A run of records
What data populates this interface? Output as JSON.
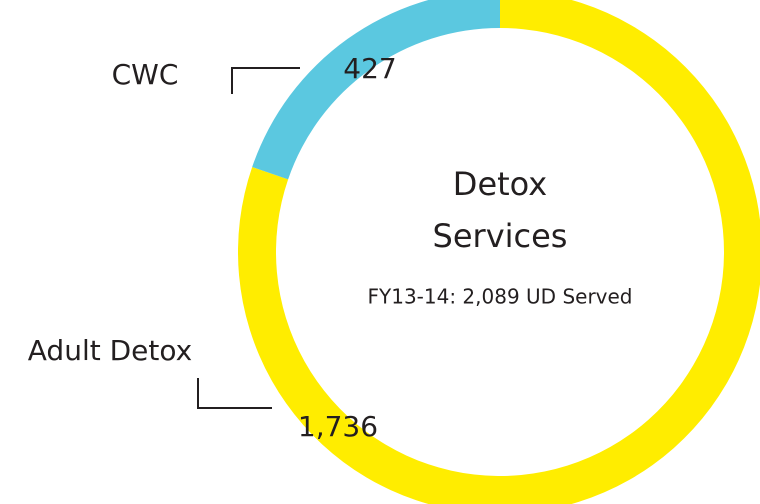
{
  "chart_data": {
    "type": "donut",
    "title_lines": [
      "Detox",
      "Services"
    ],
    "subtitle": "FY13-14: 2,089 UD Served",
    "categories": [
      "Adult Detox",
      "CWC"
    ],
    "values": [
      1736,
      427
    ],
    "value_labels": [
      "1,736",
      "427"
    ],
    "colors": [
      "#ffed00",
      "#5bc8e0"
    ]
  }
}
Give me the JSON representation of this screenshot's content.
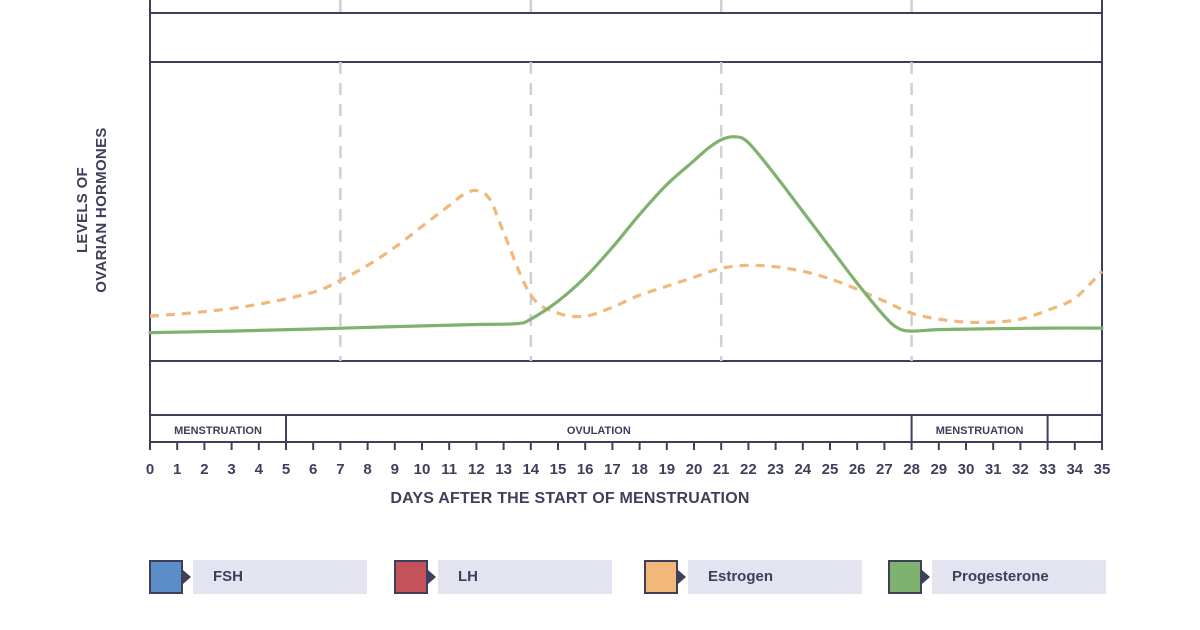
{
  "chart_data": {
    "type": "line",
    "ylabel_lines": [
      "LEVELS OF",
      "OVARIAN HORMONES"
    ],
    "xlabel": "DAYS AFTER THE START OF MENSTRUATION",
    "xlim": [
      0,
      35
    ],
    "x_ticks": [
      0,
      1,
      2,
      3,
      4,
      5,
      6,
      7,
      8,
      9,
      10,
      11,
      12,
      13,
      14,
      15,
      16,
      17,
      18,
      19,
      20,
      21,
      22,
      23,
      24,
      25,
      26,
      27,
      28,
      29,
      30,
      31,
      32,
      33,
      34,
      35
    ],
    "vertical_dashed_lines_at_day": [
      7,
      14,
      21,
      28
    ],
    "phases": [
      {
        "label": "MENSTRUATION",
        "start": 0,
        "end": 5
      },
      {
        "label": "OVULATION",
        "start": 5,
        "end": 28
      },
      {
        "label": "MENSTRUATION",
        "start": 28,
        "end": 33
      },
      {
        "label": "",
        "start": 33,
        "end": 35
      }
    ],
    "ylim": [
      0,
      100
    ],
    "grid": "vertical dashed",
    "legend_position": "bottom",
    "series": [
      {
        "name": "Estrogen",
        "color": "#f1b87a",
        "style": "dashed",
        "x": [
          0,
          2,
          4,
          6,
          7,
          8,
          9,
          10,
          11,
          11.5,
          12,
          12.5,
          13,
          14,
          15,
          16,
          17,
          18,
          19,
          20,
          21,
          22,
          23,
          24,
          25,
          26,
          27,
          28,
          29,
          30,
          31,
          32,
          33,
          34,
          35
        ],
        "y": [
          15,
          16.5,
          19,
          23,
          27,
          32,
          38,
          45,
          52,
          55.5,
          57,
          54,
          43,
          22,
          16,
          15,
          18,
          22,
          25,
          28,
          31,
          32,
          31.5,
          30,
          27.5,
          24,
          20,
          16,
          14,
          13,
          13,
          14,
          17,
          21,
          30
        ]
      },
      {
        "name": "Progesterone",
        "color": "#7fb26e",
        "style": "solid",
        "x": [
          0,
          3,
          6,
          9,
          12,
          13.5,
          14,
          15,
          16,
          17,
          18,
          19,
          20,
          20.5,
          21,
          21.5,
          22,
          23,
          24,
          25,
          26,
          27,
          27.5,
          28,
          29,
          31,
          33,
          35
        ],
        "y": [
          9.5,
          10,
          10.7,
          11.5,
          12.2,
          12.5,
          14,
          20,
          28,
          38,
          49,
          59,
          67,
          71,
          74,
          75,
          73,
          62,
          50,
          38,
          26,
          15,
          11,
          10,
          10.5,
          10.8,
          11,
          11
        ]
      },
      {
        "name": "FSH",
        "color": "#5b8ec9",
        "x": [],
        "y": []
      },
      {
        "name": "LH",
        "color": "#c5515a",
        "x": [],
        "y": []
      }
    ]
  },
  "legend": [
    {
      "label": "FSH",
      "color": "#5b8ec9"
    },
    {
      "label": "LH",
      "color": "#c5515a"
    },
    {
      "label": "Estrogen",
      "color": "#f1b87a"
    },
    {
      "label": "Progesterone",
      "color": "#7fb26e"
    }
  ]
}
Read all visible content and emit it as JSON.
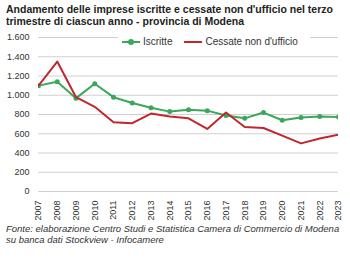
{
  "chart_data": {
    "type": "line",
    "title": "Andamento delle imprese iscritte e cessate non d'ufficio nel terzo trimestre di ciascun anno - provincia di Modena",
    "caption": "Fonte: elaborazione Centro Studi e Statistica Camera di Commercio di Modena su banca dati Stockview - Infocamere",
    "x": [
      2007,
      2008,
      2009,
      2010,
      2011,
      2012,
      2013,
      2014,
      2015,
      2016,
      2017,
      2018,
      2019,
      2020,
      2021,
      2022,
      2023
    ],
    "xlim": [
      2007,
      2023
    ],
    "xticks": [
      2007,
      2008,
      2009,
      2010,
      2011,
      2012,
      2013,
      2014,
      2015,
      2016,
      2017,
      2018,
      2019,
      2020,
      2021,
      2022,
      2023
    ],
    "ylim": [
      0,
      1600
    ],
    "yticks": [
      0,
      200,
      400,
      600,
      800,
      {
        "value": 1000,
        "label": "1.000"
      },
      {
        "value": 1200,
        "label": "1.200"
      },
      {
        "value": 1400,
        "label": "1.400"
      },
      {
        "value": 1600,
        "label": "1.600"
      }
    ],
    "grid": true,
    "legend": "top",
    "series": [
      {
        "name": "Iscritte",
        "color": "#3aa85a",
        "marker": "circle",
        "values": [
          1100,
          1140,
          970,
          1120,
          980,
          920,
          870,
          830,
          850,
          840,
          790,
          760,
          820,
          740,
          770,
          780,
          775
        ]
      },
      {
        "name": "Cessate non d'ufficio",
        "color": "#c0272d",
        "marker": "none",
        "values": [
          1100,
          1350,
          980,
          880,
          720,
          710,
          810,
          780,
          760,
          650,
          820,
          670,
          660,
          580,
          500,
          550,
          590
        ]
      }
    ]
  }
}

> _Work to complete_: Can the entries above be repeated exactly, without their pictures?

> _Answer in full_:
What data populates this interface? Output as JSON.
{
  "chart_data": {
    "type": "donut",
    "title_lines": [
      "Detox",
      "Services"
    ],
    "subtitle": "FY13-14: 2,089 UD Served",
    "categories": [
      "Adult Detox",
      "CWC"
    ],
    "values": [
      1736,
      427
    ],
    "value_labels": [
      "1,736",
      "427"
    ],
    "colors": [
      "#ffed00",
      "#5bc8e0"
    ]
  }
}
Give me the JSON representation of this screenshot's content.
{
  "chart_data": {
    "type": "line",
    "ylabel_lines": [
      "LEVELS OF",
      "OVARIAN HORMONES"
    ],
    "xlabel": "DAYS AFTER THE START OF MENSTRUATION",
    "xlim": [
      0,
      35
    ],
    "x_ticks": [
      0,
      1,
      2,
      3,
      4,
      5,
      6,
      7,
      8,
      9,
      10,
      11,
      12,
      13,
      14,
      15,
      16,
      17,
      18,
      19,
      20,
      21,
      22,
      23,
      24,
      25,
      26,
      27,
      28,
      29,
      30,
      31,
      32,
      33,
      34,
      35
    ],
    "vertical_dashed_lines_at_day": [
      7,
      14,
      21,
      28
    ],
    "phases": [
      {
        "label": "MENSTRUATION",
        "start": 0,
        "end": 5
      },
      {
        "label": "OVULATION",
        "start": 5,
        "end": 28
      },
      {
        "label": "MENSTRUATION",
        "start": 28,
        "end": 33
      },
      {
        "label": "",
        "start": 33,
        "end": 35
      }
    ],
    "ylim": [
      0,
      100
    ],
    "grid": "vertical dashed",
    "legend_position": "bottom",
    "series": [
      {
        "name": "Estrogen",
        "color": "#f1b87a",
        "style": "dashed",
        "x": [
          0,
          2,
          4,
          6,
          7,
          8,
          9,
          10,
          11,
          11.5,
          12,
          12.5,
          13,
          14,
          15,
          16,
          17,
          18,
          19,
          20,
          21,
          22,
          23,
          24,
          25,
          26,
          27,
          28,
          29,
          30,
          31,
          32,
          33,
          34,
          35
        ],
        "y": [
          15,
          16.5,
          19,
          23,
          27,
          32,
          38,
          45,
          52,
          55.5,
          57,
          54,
          43,
          22,
          16,
          15,
          18,
          22,
          25,
          28,
          31,
          32,
          31.5,
          30,
          27.5,
          24,
          20,
          16,
          14,
          13,
          13,
          14,
          17,
          21,
          30
        ]
      },
      {
        "name": "Progesterone",
        "color": "#7fb26e",
        "style": "solid",
        "x": [
          0,
          3,
          6,
          9,
          12,
          13.5,
          14,
          15,
          16,
          17,
          18,
          19,
          20,
          20.5,
          21,
          21.5,
          22,
          23,
          24,
          25,
          26,
          27,
          27.5,
          28,
          29,
          31,
          33,
          35
        ],
        "y": [
          9.5,
          10,
          10.7,
          11.5,
          12.2,
          12.5,
          14,
          20,
          28,
          38,
          49,
          59,
          67,
          71,
          74,
          75,
          73,
          62,
          50,
          38,
          26,
          15,
          11,
          10,
          10.5,
          10.8,
          11,
          11
        ]
      },
      {
        "name": "FSH",
        "color": "#5b8ec9",
        "x": [],
        "y": []
      },
      {
        "name": "LH",
        "color": "#c5515a",
        "x": [],
        "y": []
      }
    ]
  },
  "legend": [
    {
      "label": "FSH",
      "color": "#5b8ec9"
    },
    {
      "label": "LH",
      "color": "#c5515a"
    },
    {
      "label": "Estrogen",
      "color": "#f1b87a"
    },
    {
      "label": "Progesterone",
      "color": "#7fb26e"
    }
  ]
}
Read all visible content and emit it as JSON.
{
  "chart_data": {
    "type": "line",
    "title": "Andamento delle imprese iscritte e cessate non d'ufficio nel terzo trimestre di ciascun anno - provincia di Modena",
    "caption": "Fonte: elaborazione Centro Studi e Statistica Camera di Commercio di Modena su banca dati Stockview - Infocamere",
    "x": [
      2007,
      2008,
      2009,
      2010,
      2011,
      2012,
      2013,
      2014,
      2015,
      2016,
      2017,
      2018,
      2019,
      2020,
      2021,
      2022,
      2023
    ],
    "xlim": [
      2007,
      2023
    ],
    "xticks": [
      2007,
      2008,
      2009,
      2010,
      2011,
      2012,
      2013,
      2014,
      2015,
      2016,
      2017,
      2018,
      2019,
      2020,
      2021,
      2022,
      2023
    ],
    "ylim": [
      0,
      1600
    ],
    "yticks": [
      0,
      200,
      400,
      600,
      800,
      {
        "value": 1000,
        "label": "1.000"
      },
      {
        "value": 1200,
        "label": "1.200"
      },
      {
        "value": 1400,
        "label": "1.400"
      },
      {
        "value": 1600,
        "label": "1.600"
      }
    ],
    "grid": true,
    "legend": "top",
    "series": [
      {
        "name": "Iscritte",
        "color": "#3aa85a",
        "marker": "circle",
        "values": [
          1100,
          1140,
          970,
          1120,
          980,
          920,
          870,
          830,
          850,
          840,
          790,
          760,
          820,
          740,
          770,
          780,
          775
        ]
      },
      {
        "name": "Cessate non d'ufficio",
        "color": "#c0272d",
        "marker": "none",
        "values": [
          1100,
          1350,
          980,
          880,
          720,
          710,
          810,
          780,
          760,
          650,
          820,
          670,
          660,
          580,
          500,
          550,
          590
        ]
      }
    ]
  }
}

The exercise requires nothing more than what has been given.